[Dataset records]
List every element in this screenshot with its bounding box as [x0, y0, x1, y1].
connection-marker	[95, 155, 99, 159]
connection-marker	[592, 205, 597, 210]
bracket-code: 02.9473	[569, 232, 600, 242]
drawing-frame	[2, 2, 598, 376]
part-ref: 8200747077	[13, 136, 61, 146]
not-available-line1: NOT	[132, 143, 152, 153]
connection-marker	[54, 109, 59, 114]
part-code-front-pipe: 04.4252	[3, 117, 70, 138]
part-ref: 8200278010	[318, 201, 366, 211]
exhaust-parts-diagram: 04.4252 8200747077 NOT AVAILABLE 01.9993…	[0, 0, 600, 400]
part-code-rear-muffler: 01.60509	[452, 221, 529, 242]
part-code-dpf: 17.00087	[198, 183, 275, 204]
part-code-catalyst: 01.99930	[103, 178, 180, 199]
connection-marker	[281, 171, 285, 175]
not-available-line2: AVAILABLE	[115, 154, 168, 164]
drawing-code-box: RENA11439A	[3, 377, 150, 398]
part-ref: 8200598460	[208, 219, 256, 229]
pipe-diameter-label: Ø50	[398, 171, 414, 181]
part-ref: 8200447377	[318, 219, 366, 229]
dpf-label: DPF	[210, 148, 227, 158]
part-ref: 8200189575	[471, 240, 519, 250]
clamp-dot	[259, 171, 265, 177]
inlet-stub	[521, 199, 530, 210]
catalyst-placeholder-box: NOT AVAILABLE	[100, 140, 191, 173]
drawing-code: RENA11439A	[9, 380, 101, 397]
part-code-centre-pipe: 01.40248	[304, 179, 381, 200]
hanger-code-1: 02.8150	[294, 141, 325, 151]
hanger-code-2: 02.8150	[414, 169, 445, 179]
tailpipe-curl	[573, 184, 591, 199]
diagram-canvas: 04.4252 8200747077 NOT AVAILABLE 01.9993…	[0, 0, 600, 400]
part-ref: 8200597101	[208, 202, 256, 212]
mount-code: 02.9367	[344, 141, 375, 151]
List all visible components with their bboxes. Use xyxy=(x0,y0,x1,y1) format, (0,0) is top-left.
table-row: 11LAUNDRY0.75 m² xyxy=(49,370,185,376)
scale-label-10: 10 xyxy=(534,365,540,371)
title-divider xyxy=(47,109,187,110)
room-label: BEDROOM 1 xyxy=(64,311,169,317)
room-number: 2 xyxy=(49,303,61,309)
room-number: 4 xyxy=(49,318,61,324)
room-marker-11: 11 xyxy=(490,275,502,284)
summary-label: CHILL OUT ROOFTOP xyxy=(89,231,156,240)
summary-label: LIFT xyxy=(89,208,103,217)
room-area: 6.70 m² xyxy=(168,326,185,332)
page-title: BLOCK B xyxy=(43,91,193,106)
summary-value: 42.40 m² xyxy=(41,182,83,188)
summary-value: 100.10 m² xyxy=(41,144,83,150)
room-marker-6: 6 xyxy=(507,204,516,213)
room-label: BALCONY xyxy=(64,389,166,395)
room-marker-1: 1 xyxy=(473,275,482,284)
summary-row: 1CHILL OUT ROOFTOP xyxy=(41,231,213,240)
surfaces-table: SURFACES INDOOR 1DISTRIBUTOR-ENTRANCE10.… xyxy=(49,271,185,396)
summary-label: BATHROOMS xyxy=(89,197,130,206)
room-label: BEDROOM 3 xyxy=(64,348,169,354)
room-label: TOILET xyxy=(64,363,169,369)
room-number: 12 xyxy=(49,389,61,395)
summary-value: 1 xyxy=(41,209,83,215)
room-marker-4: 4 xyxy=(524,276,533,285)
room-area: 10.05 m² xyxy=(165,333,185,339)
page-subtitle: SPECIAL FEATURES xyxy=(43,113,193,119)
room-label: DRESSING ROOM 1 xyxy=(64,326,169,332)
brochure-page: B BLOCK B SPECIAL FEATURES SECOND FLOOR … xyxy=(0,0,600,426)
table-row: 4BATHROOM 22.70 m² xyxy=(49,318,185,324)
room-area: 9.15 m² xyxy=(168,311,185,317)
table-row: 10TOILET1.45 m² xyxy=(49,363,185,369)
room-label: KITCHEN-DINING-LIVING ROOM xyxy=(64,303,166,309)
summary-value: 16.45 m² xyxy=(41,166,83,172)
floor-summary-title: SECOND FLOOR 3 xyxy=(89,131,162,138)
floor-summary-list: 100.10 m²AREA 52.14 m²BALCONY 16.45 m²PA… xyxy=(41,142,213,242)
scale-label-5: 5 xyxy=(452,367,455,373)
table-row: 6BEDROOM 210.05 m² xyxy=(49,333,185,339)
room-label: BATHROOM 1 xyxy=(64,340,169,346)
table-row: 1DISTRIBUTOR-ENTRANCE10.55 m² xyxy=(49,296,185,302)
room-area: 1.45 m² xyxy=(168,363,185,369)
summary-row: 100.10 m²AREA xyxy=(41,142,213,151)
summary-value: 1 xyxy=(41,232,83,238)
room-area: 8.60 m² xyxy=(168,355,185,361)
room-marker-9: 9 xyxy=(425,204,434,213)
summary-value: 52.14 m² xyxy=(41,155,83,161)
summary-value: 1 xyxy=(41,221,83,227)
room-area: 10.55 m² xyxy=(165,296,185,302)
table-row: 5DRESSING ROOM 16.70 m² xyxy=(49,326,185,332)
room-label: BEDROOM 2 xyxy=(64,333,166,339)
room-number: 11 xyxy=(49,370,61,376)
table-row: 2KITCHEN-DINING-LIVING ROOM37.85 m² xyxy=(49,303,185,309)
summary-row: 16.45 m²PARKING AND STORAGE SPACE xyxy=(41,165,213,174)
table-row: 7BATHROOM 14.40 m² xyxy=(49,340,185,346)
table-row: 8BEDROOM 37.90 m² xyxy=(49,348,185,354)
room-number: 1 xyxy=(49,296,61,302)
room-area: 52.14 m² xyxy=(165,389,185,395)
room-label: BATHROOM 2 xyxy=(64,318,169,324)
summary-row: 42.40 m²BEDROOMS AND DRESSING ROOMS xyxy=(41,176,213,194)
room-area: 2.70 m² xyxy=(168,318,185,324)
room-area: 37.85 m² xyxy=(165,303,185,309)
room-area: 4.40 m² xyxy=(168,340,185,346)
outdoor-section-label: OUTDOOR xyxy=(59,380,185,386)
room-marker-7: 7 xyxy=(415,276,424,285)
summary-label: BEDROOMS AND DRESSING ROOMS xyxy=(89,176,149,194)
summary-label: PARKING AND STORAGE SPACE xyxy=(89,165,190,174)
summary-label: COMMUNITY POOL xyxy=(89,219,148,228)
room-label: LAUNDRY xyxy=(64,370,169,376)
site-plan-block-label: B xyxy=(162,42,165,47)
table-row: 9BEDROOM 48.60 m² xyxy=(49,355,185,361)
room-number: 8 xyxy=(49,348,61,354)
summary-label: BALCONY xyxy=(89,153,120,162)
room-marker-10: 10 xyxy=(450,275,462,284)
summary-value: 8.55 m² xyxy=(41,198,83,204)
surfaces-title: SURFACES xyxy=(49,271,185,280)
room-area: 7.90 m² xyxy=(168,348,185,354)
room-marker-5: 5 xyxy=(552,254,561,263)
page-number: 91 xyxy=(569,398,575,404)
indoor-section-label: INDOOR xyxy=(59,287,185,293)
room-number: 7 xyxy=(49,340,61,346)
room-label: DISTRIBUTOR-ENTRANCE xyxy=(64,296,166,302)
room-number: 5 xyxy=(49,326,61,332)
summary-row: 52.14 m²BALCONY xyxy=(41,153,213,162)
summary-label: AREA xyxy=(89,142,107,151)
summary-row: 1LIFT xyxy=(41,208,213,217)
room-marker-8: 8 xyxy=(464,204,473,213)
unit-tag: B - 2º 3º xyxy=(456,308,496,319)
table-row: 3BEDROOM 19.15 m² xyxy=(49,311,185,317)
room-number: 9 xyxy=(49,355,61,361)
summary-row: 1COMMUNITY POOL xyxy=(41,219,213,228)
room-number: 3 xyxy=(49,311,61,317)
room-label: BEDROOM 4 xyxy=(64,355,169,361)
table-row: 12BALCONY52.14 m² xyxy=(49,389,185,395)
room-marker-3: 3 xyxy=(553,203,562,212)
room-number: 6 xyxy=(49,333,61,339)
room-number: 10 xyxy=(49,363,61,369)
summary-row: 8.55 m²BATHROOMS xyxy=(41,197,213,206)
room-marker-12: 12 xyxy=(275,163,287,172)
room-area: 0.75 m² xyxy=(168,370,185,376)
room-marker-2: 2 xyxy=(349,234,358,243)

• [STATED TASK]:
Reproduce the listing word for word, from its first line down to and including the line that contains "109, 59, 114]".

• [RESULT]:
List every element in this screenshot with its bounding box as [x0, y0, x1, y1].
connection-marker	[95, 155, 99, 159]
connection-marker	[592, 205, 597, 210]
bracket-code: 02.9473	[569, 232, 600, 242]
drawing-frame	[2, 2, 598, 376]
part-ref: 8200747077	[13, 136, 61, 146]
not-available-line1: NOT	[132, 143, 152, 153]
connection-marker	[54, 109, 59, 114]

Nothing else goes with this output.